(Dataset items)
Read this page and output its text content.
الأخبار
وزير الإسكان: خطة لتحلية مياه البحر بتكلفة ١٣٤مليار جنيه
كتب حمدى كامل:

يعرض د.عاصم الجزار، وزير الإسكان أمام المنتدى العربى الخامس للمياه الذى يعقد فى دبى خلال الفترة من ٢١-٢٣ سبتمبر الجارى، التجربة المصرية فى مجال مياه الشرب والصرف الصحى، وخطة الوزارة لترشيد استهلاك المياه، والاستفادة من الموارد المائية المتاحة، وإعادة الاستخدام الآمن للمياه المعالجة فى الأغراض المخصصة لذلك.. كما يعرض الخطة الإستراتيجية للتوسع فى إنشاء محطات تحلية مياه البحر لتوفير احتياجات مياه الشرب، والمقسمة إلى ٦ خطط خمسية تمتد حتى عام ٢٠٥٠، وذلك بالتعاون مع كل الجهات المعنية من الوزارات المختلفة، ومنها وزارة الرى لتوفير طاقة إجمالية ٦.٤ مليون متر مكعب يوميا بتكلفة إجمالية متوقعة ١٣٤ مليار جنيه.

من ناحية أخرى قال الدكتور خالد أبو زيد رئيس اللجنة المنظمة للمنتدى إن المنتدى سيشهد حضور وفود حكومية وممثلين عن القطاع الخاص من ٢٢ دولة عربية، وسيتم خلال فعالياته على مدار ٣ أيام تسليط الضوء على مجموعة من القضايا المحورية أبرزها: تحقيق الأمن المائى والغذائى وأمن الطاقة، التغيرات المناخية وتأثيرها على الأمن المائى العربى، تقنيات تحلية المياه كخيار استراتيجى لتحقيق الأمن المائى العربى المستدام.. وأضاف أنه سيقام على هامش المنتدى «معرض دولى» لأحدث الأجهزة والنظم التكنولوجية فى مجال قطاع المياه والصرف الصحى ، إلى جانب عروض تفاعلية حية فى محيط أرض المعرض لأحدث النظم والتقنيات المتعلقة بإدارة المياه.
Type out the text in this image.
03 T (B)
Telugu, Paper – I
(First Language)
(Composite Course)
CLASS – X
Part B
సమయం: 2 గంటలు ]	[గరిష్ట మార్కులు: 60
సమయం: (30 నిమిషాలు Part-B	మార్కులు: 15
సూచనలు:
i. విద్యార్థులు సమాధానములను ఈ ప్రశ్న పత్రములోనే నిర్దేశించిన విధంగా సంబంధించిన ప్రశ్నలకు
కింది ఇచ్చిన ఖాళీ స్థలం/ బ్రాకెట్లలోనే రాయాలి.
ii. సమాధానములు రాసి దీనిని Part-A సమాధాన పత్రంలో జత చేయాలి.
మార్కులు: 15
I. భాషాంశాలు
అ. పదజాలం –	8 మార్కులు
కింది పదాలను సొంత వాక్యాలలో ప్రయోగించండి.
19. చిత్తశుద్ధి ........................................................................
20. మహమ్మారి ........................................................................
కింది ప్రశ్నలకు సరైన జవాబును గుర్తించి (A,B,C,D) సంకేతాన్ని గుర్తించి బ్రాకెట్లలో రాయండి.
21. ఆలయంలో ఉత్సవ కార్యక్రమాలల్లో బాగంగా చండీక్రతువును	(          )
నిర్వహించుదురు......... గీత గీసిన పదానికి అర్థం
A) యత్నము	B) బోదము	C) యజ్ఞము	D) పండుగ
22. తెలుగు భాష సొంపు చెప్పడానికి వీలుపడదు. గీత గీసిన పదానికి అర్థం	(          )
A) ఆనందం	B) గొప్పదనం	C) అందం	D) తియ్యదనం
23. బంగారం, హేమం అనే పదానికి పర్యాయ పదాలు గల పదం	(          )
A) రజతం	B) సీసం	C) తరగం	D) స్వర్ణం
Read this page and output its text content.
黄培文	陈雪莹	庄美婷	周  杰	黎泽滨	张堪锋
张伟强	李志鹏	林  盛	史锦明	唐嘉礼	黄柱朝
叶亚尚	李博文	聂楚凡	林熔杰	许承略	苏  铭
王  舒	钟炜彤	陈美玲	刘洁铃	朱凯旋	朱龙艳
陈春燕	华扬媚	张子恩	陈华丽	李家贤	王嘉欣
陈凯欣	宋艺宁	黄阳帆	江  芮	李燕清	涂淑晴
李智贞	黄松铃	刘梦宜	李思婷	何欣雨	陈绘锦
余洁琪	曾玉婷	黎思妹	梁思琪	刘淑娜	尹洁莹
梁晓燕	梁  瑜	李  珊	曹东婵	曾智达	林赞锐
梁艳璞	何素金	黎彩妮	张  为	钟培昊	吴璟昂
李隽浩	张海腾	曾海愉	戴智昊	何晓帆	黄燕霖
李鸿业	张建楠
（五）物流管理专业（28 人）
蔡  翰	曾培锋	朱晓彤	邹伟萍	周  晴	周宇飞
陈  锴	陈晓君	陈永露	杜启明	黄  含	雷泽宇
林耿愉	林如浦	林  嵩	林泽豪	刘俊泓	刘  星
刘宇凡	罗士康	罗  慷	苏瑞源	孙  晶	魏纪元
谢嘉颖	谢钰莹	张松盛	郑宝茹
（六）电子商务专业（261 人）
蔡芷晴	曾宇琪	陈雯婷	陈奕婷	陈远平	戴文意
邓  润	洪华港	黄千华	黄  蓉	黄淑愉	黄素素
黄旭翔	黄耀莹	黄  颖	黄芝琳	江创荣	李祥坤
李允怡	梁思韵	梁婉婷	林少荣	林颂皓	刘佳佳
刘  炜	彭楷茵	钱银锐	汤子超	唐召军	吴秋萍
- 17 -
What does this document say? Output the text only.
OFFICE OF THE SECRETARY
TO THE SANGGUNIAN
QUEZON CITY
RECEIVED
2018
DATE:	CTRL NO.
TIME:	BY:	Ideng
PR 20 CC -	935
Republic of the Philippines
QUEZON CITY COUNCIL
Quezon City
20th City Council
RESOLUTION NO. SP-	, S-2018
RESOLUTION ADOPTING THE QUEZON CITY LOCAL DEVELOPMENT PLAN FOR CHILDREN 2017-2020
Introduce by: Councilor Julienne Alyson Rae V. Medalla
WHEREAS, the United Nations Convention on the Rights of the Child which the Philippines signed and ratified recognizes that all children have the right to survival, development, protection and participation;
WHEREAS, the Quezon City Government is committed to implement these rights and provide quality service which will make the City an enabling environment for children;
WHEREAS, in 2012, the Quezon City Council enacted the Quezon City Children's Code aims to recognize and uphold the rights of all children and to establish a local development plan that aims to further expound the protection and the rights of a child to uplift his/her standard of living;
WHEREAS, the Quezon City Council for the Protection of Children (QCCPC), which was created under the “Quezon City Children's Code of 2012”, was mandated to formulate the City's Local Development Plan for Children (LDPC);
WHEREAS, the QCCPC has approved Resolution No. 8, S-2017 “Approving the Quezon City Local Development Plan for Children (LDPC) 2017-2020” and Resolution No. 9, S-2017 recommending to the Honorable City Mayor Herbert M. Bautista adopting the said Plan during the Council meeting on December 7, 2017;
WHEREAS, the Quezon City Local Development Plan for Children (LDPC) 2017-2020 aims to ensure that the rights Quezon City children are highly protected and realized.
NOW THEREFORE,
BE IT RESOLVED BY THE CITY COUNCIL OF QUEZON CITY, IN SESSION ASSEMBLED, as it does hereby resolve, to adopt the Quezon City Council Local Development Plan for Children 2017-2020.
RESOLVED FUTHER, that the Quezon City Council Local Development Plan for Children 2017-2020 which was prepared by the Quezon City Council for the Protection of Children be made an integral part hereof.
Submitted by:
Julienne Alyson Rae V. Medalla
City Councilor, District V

*Stated exercise*.
In the entries above, locate every line with the word "text" and copy it.

*Solution for this exercise*.
Read this page and output its text content.
Type out the text in this image.
Read this page and output its text content.
What does this document say? Output the text only.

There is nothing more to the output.